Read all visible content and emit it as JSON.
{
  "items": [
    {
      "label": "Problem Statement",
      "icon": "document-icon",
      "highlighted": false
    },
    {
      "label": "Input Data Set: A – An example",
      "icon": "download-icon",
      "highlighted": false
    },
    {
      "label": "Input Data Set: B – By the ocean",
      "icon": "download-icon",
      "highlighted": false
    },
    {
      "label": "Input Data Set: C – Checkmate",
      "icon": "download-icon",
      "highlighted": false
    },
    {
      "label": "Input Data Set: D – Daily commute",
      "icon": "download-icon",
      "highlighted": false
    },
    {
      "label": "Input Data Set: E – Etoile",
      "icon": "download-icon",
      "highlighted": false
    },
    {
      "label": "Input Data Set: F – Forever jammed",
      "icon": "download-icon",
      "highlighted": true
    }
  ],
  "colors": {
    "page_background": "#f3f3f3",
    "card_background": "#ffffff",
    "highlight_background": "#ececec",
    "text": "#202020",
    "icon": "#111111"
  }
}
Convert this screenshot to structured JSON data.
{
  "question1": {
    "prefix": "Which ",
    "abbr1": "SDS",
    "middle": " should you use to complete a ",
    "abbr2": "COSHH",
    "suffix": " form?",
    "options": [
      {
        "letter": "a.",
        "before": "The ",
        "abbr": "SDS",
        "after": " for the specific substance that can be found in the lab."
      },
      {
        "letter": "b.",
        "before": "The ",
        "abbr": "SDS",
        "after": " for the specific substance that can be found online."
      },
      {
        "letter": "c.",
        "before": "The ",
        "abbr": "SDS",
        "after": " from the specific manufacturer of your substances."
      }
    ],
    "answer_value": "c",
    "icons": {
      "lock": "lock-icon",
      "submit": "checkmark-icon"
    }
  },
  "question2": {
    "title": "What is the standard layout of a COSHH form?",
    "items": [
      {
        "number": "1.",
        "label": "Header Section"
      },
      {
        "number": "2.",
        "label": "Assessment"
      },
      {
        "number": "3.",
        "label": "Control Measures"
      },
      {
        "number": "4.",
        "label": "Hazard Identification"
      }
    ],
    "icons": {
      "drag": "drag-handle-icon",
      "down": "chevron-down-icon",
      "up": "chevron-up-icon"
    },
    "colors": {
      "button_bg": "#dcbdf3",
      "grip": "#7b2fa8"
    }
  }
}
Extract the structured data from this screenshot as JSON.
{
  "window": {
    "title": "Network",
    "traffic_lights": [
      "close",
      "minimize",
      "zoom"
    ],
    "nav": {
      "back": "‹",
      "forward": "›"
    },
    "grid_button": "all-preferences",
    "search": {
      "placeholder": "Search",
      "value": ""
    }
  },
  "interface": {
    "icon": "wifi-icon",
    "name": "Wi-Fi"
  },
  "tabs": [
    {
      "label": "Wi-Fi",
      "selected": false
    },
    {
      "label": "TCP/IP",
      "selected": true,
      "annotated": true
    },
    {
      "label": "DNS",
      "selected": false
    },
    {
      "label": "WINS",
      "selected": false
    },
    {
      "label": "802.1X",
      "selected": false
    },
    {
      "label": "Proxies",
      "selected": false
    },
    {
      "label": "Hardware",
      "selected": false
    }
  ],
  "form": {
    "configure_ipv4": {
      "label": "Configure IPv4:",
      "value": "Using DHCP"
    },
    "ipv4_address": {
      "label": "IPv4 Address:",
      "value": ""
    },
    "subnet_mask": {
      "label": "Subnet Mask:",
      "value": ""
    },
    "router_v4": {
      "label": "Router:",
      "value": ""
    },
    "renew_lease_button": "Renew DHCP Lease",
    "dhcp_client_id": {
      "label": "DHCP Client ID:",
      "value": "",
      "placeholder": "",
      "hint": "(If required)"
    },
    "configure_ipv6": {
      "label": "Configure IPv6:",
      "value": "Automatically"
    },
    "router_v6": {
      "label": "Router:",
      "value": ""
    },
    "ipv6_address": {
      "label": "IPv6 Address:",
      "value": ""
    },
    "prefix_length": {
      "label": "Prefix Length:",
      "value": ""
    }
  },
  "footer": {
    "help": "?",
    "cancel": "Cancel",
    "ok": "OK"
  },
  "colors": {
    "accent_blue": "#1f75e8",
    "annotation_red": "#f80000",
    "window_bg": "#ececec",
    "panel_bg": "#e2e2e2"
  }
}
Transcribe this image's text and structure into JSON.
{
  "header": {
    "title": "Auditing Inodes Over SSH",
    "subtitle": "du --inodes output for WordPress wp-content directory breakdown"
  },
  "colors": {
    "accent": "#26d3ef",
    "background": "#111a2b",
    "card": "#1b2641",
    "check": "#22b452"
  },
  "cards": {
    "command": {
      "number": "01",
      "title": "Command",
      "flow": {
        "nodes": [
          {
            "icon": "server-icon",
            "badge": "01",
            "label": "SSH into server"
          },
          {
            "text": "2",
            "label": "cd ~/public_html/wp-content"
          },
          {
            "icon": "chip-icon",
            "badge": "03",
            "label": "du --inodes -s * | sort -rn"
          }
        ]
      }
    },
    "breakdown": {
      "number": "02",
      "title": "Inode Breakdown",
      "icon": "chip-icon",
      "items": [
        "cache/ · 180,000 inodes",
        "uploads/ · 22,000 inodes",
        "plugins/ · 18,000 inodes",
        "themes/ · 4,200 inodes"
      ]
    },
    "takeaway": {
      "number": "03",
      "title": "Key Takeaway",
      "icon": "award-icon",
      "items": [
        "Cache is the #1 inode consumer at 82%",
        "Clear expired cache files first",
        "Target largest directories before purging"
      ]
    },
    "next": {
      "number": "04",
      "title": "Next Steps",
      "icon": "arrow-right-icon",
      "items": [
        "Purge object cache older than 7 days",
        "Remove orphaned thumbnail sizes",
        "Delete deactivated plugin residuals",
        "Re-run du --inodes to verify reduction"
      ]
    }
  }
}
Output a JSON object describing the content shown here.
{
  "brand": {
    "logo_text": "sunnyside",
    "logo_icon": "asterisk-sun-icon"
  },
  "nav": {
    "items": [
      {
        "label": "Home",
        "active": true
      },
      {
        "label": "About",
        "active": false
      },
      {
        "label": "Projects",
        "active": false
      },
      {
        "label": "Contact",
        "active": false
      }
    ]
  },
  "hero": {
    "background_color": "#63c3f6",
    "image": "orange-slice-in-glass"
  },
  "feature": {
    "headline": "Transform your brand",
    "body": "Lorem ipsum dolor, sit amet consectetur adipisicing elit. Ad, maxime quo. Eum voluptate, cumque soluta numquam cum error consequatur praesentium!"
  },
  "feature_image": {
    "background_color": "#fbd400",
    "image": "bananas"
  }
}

Work to complete:
Copy each line of the records containing the string "object".

Task solution:
        "Purge object cache older than 7 days",
Output a JSON object describing the content shown here.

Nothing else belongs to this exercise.